» Work instructions
Copy nothing but the text: repeat each entry exactly and drop the images.

****************************************

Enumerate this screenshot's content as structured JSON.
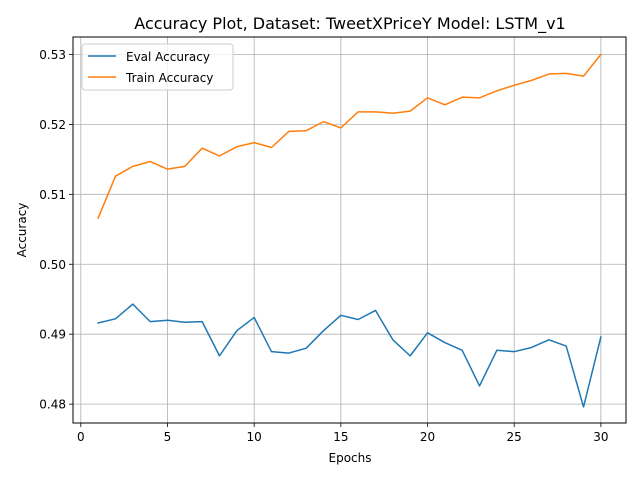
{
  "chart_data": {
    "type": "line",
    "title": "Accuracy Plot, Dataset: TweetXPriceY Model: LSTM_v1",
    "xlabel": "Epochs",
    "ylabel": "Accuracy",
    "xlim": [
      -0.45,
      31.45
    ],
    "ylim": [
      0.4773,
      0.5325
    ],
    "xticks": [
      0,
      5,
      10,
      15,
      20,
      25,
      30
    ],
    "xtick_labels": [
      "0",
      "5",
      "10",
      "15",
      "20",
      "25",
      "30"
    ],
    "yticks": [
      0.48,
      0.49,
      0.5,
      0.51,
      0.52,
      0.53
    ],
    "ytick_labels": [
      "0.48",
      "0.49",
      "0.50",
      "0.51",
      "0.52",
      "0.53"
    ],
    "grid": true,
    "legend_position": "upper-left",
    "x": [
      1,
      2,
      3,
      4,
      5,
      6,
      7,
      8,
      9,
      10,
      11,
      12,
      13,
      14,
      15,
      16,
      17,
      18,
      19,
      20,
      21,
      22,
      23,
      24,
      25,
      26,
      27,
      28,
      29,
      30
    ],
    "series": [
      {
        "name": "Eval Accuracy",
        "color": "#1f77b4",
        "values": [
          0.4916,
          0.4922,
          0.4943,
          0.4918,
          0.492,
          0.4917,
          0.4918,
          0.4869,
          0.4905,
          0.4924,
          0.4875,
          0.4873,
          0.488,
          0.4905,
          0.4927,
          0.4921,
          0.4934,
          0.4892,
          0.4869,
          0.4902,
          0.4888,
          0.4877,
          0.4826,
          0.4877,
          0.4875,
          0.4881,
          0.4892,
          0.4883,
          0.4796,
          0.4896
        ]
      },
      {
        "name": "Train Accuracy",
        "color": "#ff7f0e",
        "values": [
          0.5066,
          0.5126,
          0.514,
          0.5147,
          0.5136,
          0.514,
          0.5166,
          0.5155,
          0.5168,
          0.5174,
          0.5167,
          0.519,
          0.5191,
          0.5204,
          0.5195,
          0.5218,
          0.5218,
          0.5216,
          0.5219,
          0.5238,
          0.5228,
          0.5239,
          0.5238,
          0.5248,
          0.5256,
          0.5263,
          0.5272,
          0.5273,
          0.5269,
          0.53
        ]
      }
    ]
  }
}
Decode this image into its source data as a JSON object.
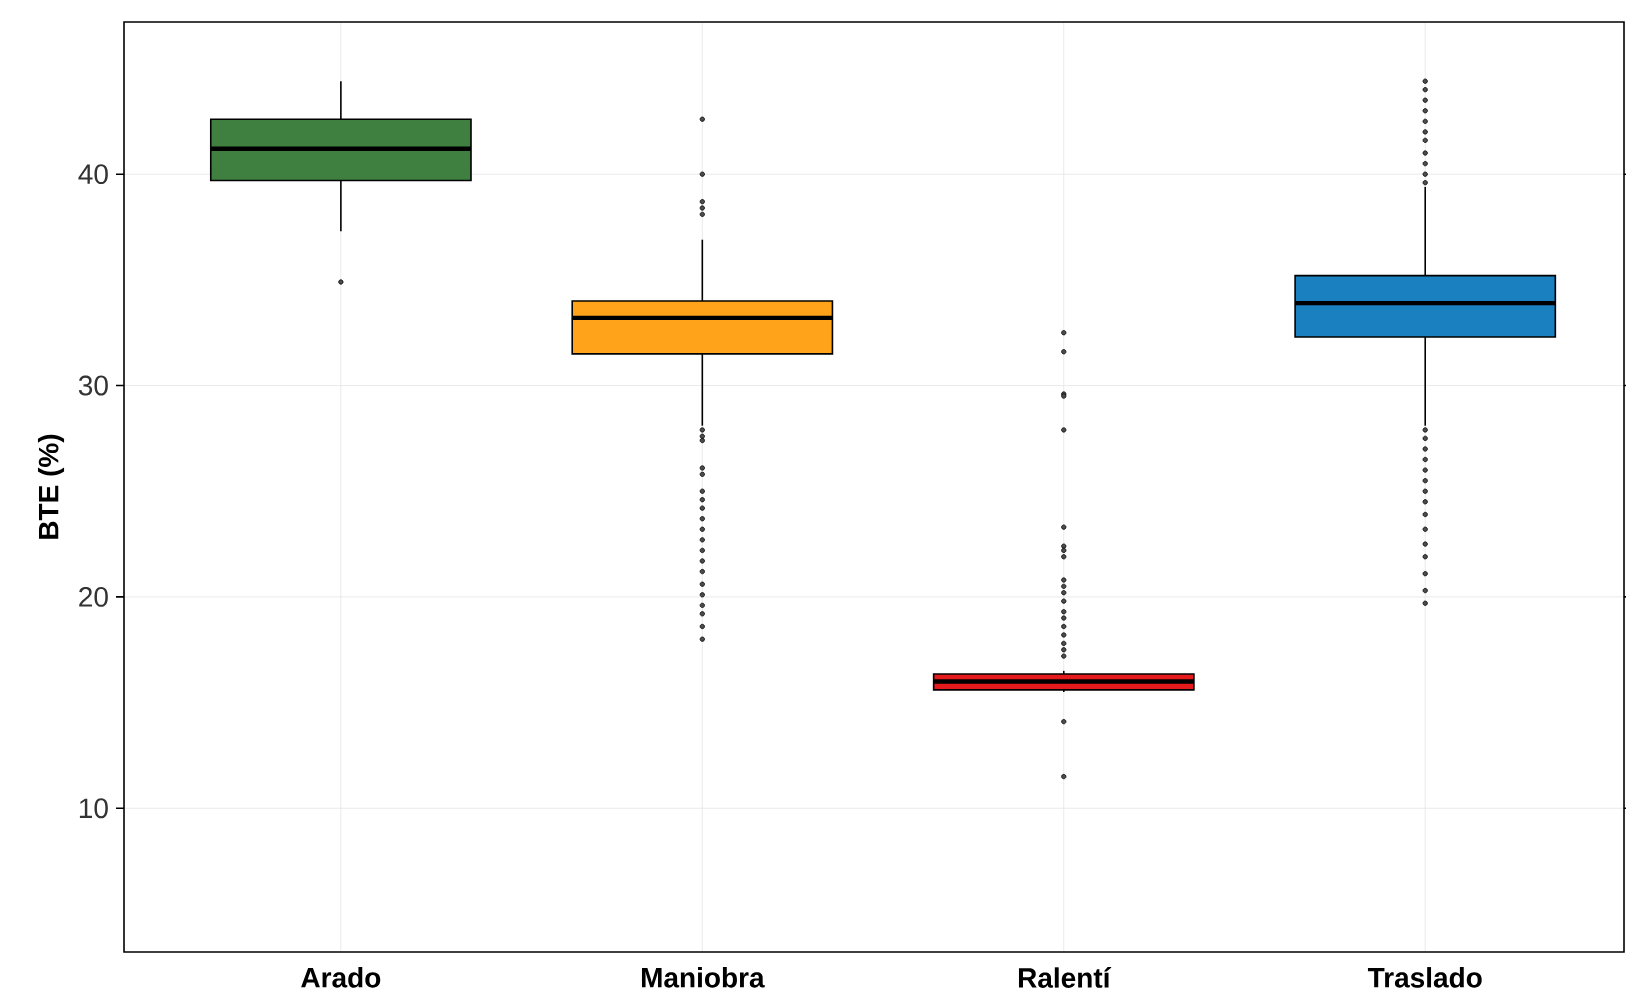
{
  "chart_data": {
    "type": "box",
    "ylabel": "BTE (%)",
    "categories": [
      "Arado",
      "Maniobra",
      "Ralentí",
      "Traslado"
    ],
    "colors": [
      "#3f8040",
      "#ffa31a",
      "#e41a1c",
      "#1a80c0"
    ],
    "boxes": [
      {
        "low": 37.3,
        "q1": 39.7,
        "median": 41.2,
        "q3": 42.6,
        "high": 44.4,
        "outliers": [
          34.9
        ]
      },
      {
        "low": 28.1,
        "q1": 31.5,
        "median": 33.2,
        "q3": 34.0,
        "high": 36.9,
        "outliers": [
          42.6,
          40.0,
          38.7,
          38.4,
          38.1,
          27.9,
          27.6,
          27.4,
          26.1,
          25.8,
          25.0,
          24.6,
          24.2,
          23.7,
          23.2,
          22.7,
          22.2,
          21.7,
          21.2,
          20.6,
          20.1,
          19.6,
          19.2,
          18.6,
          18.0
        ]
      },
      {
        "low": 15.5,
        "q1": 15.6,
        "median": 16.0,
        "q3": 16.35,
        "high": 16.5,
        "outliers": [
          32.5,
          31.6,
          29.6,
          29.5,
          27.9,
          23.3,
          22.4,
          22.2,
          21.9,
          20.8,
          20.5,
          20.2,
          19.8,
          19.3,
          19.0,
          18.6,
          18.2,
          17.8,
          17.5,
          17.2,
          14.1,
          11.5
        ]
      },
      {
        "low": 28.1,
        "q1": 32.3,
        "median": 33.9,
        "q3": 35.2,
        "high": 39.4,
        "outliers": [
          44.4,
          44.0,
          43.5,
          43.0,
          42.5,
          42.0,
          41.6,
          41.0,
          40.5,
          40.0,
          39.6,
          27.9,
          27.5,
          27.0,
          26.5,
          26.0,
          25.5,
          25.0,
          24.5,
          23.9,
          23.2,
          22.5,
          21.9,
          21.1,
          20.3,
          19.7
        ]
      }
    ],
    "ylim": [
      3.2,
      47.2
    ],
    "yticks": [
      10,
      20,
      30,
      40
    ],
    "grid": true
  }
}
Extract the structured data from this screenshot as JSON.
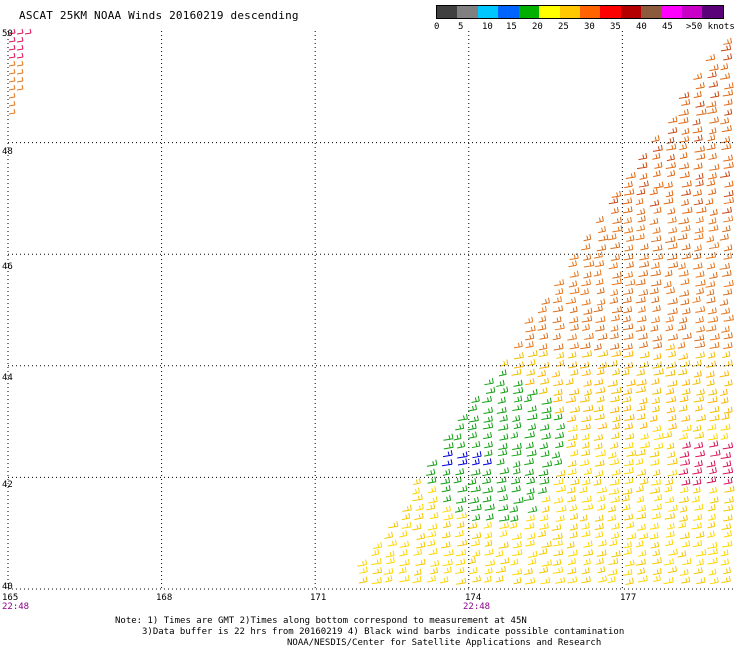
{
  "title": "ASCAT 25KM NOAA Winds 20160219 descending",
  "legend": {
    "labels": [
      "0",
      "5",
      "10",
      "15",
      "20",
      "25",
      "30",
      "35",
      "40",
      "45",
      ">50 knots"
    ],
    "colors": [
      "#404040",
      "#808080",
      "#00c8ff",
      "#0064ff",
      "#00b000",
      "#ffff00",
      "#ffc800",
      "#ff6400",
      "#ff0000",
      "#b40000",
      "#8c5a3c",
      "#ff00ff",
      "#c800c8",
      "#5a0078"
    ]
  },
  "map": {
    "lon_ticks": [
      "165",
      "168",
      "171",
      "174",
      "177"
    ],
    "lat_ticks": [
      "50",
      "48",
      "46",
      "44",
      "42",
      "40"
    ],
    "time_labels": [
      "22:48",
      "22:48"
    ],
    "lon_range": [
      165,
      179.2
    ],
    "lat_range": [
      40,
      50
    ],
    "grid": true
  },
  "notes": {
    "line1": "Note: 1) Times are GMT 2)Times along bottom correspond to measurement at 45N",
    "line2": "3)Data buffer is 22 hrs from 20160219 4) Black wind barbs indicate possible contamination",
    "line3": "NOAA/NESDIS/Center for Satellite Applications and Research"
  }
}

****************************************

» Written answer
Enumerate this screenshot's content as structured JSON.
{
  "chart_data": {
    "type": "line",
    "title": "Accuracy Plot, Dataset: TweetXPriceY Model: LSTM_v1",
    "xlabel": "Epochs",
    "ylabel": "Accuracy",
    "xlim": [
      -0.45,
      31.45
    ],
    "ylim": [
      0.4773,
      0.5325
    ],
    "xticks": [
      0,
      5,
      10,
      15,
      20,
      25,
      30
    ],
    "xtick_labels": [
      "0",
      "5",
      "10",
      "15",
      "20",
      "25",
      "30"
    ],
    "yticks": [
      0.48,
      0.49,
      0.5,
      0.51,
      0.52,
      0.53
    ],
    "ytick_labels": [
      "0.48",
      "0.49",
      "0.50",
      "0.51",
      "0.52",
      "0.53"
    ],
    "grid": true,
    "legend_position": "upper-left",
    "x": [
      1,
      2,
      3,
      4,
      5,
      6,
      7,
      8,
      9,
      10,
      11,
      12,
      13,
      14,
      15,
      16,
      17,
      18,
      19,
      20,
      21,
      22,
      23,
      24,
      25,
      26,
      27,
      28,
      29,
      30
    ],
    "series": [
      {
        "name": "Eval Accuracy",
        "color": "#1f77b4",
        "values": [
          0.4916,
          0.4922,
          0.4943,
          0.4918,
          0.492,
          0.4917,
          0.4918,
          0.4869,
          0.4905,
          0.4924,
          0.4875,
          0.4873,
          0.488,
          0.4905,
          0.4927,
          0.4921,
          0.4934,
          0.4892,
          0.4869,
          0.4902,
          0.4888,
          0.4877,
          0.4826,
          0.4877,
          0.4875,
          0.4881,
          0.4892,
          0.4883,
          0.4796,
          0.4896
        ]
      },
      {
        "name": "Train Accuracy",
        "color": "#ff7f0e",
        "values": [
          0.5066,
          0.5126,
          0.514,
          0.5147,
          0.5136,
          0.514,
          0.5166,
          0.5155,
          0.5168,
          0.5174,
          0.5167,
          0.519,
          0.5191,
          0.5204,
          0.5195,
          0.5218,
          0.5218,
          0.5216,
          0.5219,
          0.5238,
          0.5228,
          0.5239,
          0.5238,
          0.5248,
          0.5256,
          0.5263,
          0.5272,
          0.5273,
          0.5269,
          0.53
        ]
      }
    ]
  }
}
Decode this image into its source data as a JSON object.
{
  "chart_data": {
    "type": "box",
    "ylabel": "BTE (%)",
    "categories": [
      "Arado",
      "Maniobra",
      "Ralentí",
      "Traslado"
    ],
    "colors": [
      "#3f8040",
      "#ffa31a",
      "#e41a1c",
      "#1a80c0"
    ],
    "boxes": [
      {
        "low": 37.3,
        "q1": 39.7,
        "median": 41.2,
        "q3": 42.6,
        "high": 44.4,
        "outliers": [
          34.9
        ]
      },
      {
        "low": 28.1,
        "q1": 31.5,
        "median": 33.2,
        "q3": 34.0,
        "high": 36.9,
        "outliers": [
          42.6,
          40.0,
          38.7,
          38.4,
          38.1,
          27.9,
          27.6,
          27.4,
          26.1,
          25.8,
          25.0,
          24.6,
          24.2,
          23.7,
          23.2,
          22.7,
          22.2,
          21.7,
          21.2,
          20.6,
          20.1,
          19.6,
          19.2,
          18.6,
          18.0
        ]
      },
      {
        "low": 15.5,
        "q1": 15.6,
        "median": 16.0,
        "q3": 16.35,
        "high": 16.5,
        "outliers": [
          32.5,
          31.6,
          29.6,
          29.5,
          27.9,
          23.3,
          22.4,
          22.2,
          21.9,
          20.8,
          20.5,
          20.2,
          19.8,
          19.3,
          19.0,
          18.6,
          18.2,
          17.8,
          17.5,
          17.2,
          14.1,
          11.5
        ]
      },
      {
        "low": 28.1,
        "q1": 32.3,
        "median": 33.9,
        "q3": 35.2,
        "high": 39.4,
        "outliers": [
          44.4,
          44.0,
          43.5,
          43.0,
          42.5,
          42.0,
          41.6,
          41.0,
          40.5,
          40.0,
          39.6,
          27.9,
          27.5,
          27.0,
          26.5,
          26.0,
          25.5,
          25.0,
          24.5,
          23.9,
          23.2,
          22.5,
          21.9,
          21.1,
          20.3,
          19.7
        ]
      }
    ],
    "ylim": [
      3.2,
      47.2
    ],
    "yticks": [
      10,
      20,
      30,
      40
    ],
    "grid": true
  }
}
Extract the structured data from this screenshot as JSON.
{
  "title": "ASCAT 25KM NOAA Winds 20160219 descending",
  "legend": {
    "labels": [
      "0",
      "5",
      "10",
      "15",
      "20",
      "25",
      "30",
      "35",
      "40",
      "45",
      ">50 knots"
    ],
    "colors": [
      "#404040",
      "#808080",
      "#00c8ff",
      "#0064ff",
      "#00b000",
      "#ffff00",
      "#ffc800",
      "#ff6400",
      "#ff0000",
      "#b40000",
      "#8c5a3c",
      "#ff00ff",
      "#c800c8",
      "#5a0078"
    ]
  },
  "map": {
    "lon_ticks": [
      "165",
      "168",
      "171",
      "174",
      "177"
    ],
    "lat_ticks": [
      "50",
      "48",
      "46",
      "44",
      "42",
      "40"
    ],
    "time_labels": [
      "22:48",
      "22:48"
    ],
    "lon_range": [
      165,
      179.2
    ],
    "lat_range": [
      40,
      50
    ],
    "grid": true
  },
  "notes": {
    "line1": "Note: 1) Times are GMT 2)Times along bottom correspond to measurement at 45N",
    "line2": "3)Data buffer is 22 hrs from 20160219 4) Black wind barbs indicate possible contamination",
    "line3": "NOAA/NESDIS/Center for Satellite Applications and Research"
  }
}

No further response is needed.